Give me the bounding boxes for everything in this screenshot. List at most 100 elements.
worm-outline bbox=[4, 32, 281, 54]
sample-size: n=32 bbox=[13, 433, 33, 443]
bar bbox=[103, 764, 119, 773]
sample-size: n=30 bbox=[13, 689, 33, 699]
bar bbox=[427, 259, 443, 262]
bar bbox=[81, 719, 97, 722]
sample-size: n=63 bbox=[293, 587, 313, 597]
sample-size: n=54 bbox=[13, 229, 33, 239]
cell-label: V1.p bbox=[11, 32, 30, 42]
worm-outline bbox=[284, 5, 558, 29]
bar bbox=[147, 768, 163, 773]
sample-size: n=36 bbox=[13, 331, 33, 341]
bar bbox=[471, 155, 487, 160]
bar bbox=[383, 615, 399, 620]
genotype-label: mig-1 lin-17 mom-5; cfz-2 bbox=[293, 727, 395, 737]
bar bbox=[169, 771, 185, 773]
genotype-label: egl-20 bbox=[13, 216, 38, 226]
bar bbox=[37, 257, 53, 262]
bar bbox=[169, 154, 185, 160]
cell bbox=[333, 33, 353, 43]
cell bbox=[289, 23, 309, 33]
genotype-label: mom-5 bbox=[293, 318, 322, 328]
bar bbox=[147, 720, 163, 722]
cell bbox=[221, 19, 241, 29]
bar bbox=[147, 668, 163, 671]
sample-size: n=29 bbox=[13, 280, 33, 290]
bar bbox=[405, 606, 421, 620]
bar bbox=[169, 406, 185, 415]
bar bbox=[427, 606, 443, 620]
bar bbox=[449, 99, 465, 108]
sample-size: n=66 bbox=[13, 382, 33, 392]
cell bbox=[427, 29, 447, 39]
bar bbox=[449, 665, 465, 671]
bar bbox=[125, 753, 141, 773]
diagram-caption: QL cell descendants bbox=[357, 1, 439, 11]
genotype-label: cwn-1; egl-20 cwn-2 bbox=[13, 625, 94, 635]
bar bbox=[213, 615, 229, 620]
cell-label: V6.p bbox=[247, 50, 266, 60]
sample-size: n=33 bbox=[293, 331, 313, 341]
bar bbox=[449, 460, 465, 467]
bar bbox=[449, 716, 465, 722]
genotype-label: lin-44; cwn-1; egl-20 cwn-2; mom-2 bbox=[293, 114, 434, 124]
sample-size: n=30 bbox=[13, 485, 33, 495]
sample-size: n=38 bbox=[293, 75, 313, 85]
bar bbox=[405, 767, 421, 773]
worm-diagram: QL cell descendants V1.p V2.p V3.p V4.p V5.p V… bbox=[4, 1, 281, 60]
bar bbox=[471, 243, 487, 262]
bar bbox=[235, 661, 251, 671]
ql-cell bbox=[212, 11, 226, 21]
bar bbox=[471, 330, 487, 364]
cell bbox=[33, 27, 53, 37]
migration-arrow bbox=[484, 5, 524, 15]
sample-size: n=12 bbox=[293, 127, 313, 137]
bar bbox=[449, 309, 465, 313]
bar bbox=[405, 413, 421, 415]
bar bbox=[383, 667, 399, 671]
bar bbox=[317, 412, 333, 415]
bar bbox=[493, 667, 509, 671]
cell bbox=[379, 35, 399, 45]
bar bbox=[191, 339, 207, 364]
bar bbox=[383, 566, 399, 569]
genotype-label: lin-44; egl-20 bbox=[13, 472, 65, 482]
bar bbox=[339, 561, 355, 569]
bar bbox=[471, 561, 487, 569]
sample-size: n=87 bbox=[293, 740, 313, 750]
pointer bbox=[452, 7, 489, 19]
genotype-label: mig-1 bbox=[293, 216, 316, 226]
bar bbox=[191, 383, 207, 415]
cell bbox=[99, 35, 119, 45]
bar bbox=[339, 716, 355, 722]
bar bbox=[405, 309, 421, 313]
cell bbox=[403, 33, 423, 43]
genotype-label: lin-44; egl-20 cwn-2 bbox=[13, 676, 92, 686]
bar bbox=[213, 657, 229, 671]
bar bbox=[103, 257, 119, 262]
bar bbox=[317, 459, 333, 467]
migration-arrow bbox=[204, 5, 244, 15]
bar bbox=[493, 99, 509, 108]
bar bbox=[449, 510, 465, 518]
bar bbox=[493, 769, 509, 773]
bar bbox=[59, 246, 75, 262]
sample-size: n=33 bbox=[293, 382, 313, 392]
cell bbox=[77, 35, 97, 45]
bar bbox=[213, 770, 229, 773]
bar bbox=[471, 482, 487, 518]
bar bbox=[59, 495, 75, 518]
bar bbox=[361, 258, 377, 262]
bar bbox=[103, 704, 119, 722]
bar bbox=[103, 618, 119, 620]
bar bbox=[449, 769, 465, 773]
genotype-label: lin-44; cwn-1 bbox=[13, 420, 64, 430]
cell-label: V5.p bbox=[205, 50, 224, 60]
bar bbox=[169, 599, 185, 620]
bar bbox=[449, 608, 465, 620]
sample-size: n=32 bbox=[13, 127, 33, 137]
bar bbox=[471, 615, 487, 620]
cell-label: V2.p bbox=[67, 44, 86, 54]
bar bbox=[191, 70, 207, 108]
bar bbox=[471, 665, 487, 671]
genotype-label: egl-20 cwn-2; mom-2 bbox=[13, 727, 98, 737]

> Goal:
Output every nonblank line of the data above as a Markdown table with two columns, Row for the line number and Line for the line itself.

> The completed task:
| Row | Line |
|---|---|
| 1 | Give me the bounding boxes for everything in this screenshot. List at most 100 elements. |
| 2 | worm-outline bbox=[4, 32, 281, 54] |
| 3 | sample-size: n=32 bbox=[13, 433, 33, 443] |
| 4 | bar bbox=[103, 764, 119, 773] |
| 5 | sample-size: n=30 bbox=[13, 689, 33, 699] |
| 6 | bar bbox=[427, 259, 443, 262] |
| 7 | bar bbox=[81, 719, 97, 722] |
| 8 | sample-size: n=63 bbox=[293, 587, 313, 597] |
| 9 | sample-size: n=54 bbox=[13, 229, 33, 239] |
| 10 | cell-label: V1.p bbox=[11, 32, 30, 42] |
| 11 | worm-outline bbox=[284, 5, 558, 29] |
| 12 | bar bbox=[147, 768, 163, 773] |
| 13 | sample-size: n=36 bbox=[13, 331, 33, 341] |
| 14 | bar bbox=[471, 155, 487, 160] |
| 15 | bar bbox=[383, 615, 399, 620] |
| 16 | genotype-label: mig-1 lin-17 mom-5; cfz-2 bbox=[293, 727, 395, 737] |
| 17 | bar bbox=[169, 771, 185, 773] |
| 18 | genotype-label: egl-20 bbox=[13, 216, 38, 226] |
| 19 | bar bbox=[37, 257, 53, 262] |
| 20 | bar bbox=[169, 154, 185, 160] |
| 21 | cell bbox=[333, 33, 353, 43] |
| 22 | cell bbox=[289, 23, 309, 33] |
| 23 | genotype-label: mom-5 bbox=[293, 318, 322, 328] |
| 24 | bar bbox=[147, 720, 163, 722] |
| 25 | cell bbox=[221, 19, 241, 29] |
| 26 | bar bbox=[147, 668, 163, 671] |
| 27 | sample-size: n=29 bbox=[13, 280, 33, 290] |
| 28 | bar bbox=[405, 606, 421, 620] |
| 29 | bar bbox=[169, 406, 185, 415] |
| 30 | bar bbox=[427, 606, 443, 620] |
| 31 | bar bbox=[449, 99, 465, 108] |
| 32 | sample-size: n=66 bbox=[13, 382, 33, 392] |
| 33 | cell bbox=[427, 29, 447, 39] |
| 34 | bar bbox=[449, 665, 465, 671] |
| 35 | bar bbox=[125, 753, 141, 773] |
| 36 | diagram-caption: QL cell descendants bbox=[357, 1, 439, 11] |
| 37 | genotype-label: cwn-1; egl-20 cwn-2 bbox=[13, 625, 94, 635] |
| 38 | bar bbox=[213, 615, 229, 620] |
| 39 | cell-label: V6.p bbox=[247, 50, 266, 60] |
| 40 | sample-size: n=33 bbox=[293, 331, 313, 341] |
| 41 | bar bbox=[449, 460, 465, 467] |
| 42 | bar bbox=[449, 716, 465, 722] |
| 43 | genotype-label: lin-44; cwn-1; egl-20 cwn-2; mom-2 bbox=[293, 114, 434, 124] |
| 44 | sample-size: n=30 bbox=[13, 485, 33, 495] |
| 45 | sample-size: n=38 bbox=[293, 75, 313, 85] |
| 46 | bar bbox=[405, 767, 421, 773] |
| 47 | worm-diagram: QL cell descendants V1.p V2.p V3.p V4.p V5.p V… bbox=[4, 1, 281, 60] |
| 48 | bar bbox=[471, 243, 487, 262] |
| 49 | bar bbox=[235, 661, 251, 671] |
| 50 | ql-cell bbox=[212, 11, 226, 21] |
| 51 | bar bbox=[471, 330, 487, 364] |
| 52 | cell bbox=[33, 27, 53, 37] |
| 53 | migration-arrow bbox=[484, 5, 524, 15] |
| 54 | sample-size: n=12 bbox=[293, 127, 313, 137] |
| 55 | bar bbox=[449, 309, 465, 313] |
| 56 | bar bbox=[405, 413, 421, 415] |
| 57 | bar bbox=[383, 667, 399, 671] |
| 58 | bar bbox=[317, 412, 333, 415] |
| 59 | bar bbox=[493, 667, 509, 671] |
| 60 | cell bbox=[379, 35, 399, 45] |
| 61 | bar bbox=[191, 339, 207, 364] |
| 62 | bar bbox=[383, 566, 399, 569] |
| 63 | genotype-label: lin-44; egl-20 bbox=[13, 472, 65, 482] |
| 64 | bar bbox=[339, 561, 355, 569] |
| 65 | bar bbox=[471, 561, 487, 569] |
| 66 | sample-size: n=87 bbox=[293, 740, 313, 750] |
| 67 | pointer bbox=[452, 7, 489, 19] |
| 68 | genotype-label: mig-1 bbox=[293, 216, 316, 226] |
| 69 | bar bbox=[191, 383, 207, 415] |
| 70 | cell bbox=[99, 35, 119, 45] |
| 71 | bar bbox=[339, 716, 355, 722] |
| 72 | bar bbox=[405, 309, 421, 313] |
| 73 | cell bbox=[403, 33, 423, 43] |
| 74 | genotype-label: lin-44; egl-20 cwn-2 bbox=[13, 676, 92, 686] |
| 75 | bar bbox=[213, 657, 229, 671] |
| 76 | bar bbox=[103, 257, 119, 262] |
| 77 | bar bbox=[317, 459, 333, 467] |
| 78 | migration-arrow bbox=[204, 5, 244, 15] |
| 79 | bar bbox=[493, 99, 509, 108] |
| 80 | bar bbox=[449, 510, 465, 518] |
| 81 | bar bbox=[493, 769, 509, 773] |
| 82 | bar bbox=[59, 246, 75, 262] |
| 83 | sample-size: n=33 bbox=[293, 382, 313, 392] |
| 84 | cell bbox=[77, 35, 97, 45] |
| 85 | bar bbox=[213, 770, 229, 773] |
| 86 | bar bbox=[471, 482, 487, 518] |
| 87 | bar bbox=[59, 495, 75, 518] |
| 88 | bar bbox=[361, 258, 377, 262] |
| 89 | bar bbox=[103, 704, 119, 722] |
| 90 | bar bbox=[103, 618, 119, 620] |
| 91 | bar bbox=[449, 769, 465, 773] |
| 92 | genotype-label: lin-44; cwn-1 bbox=[13, 420, 64, 430] |
| 93 | cell-label: V5.p bbox=[205, 50, 224, 60] |
| 94 | bar bbox=[169, 599, 185, 620] |
| 95 | bar bbox=[449, 608, 465, 620] |
| 96 | sample-size: n=32 bbox=[13, 127, 33, 137] |
| 97 | bar bbox=[471, 615, 487, 620] |
| 98 | cell-label: V2.p bbox=[67, 44, 86, 54] |
| 99 | bar bbox=[191, 70, 207, 108] |
| 100 | bar bbox=[471, 665, 487, 671] |
| 101 | genotype-label: egl-20 cwn-2; mom-2 bbox=[13, 727, 98, 737] |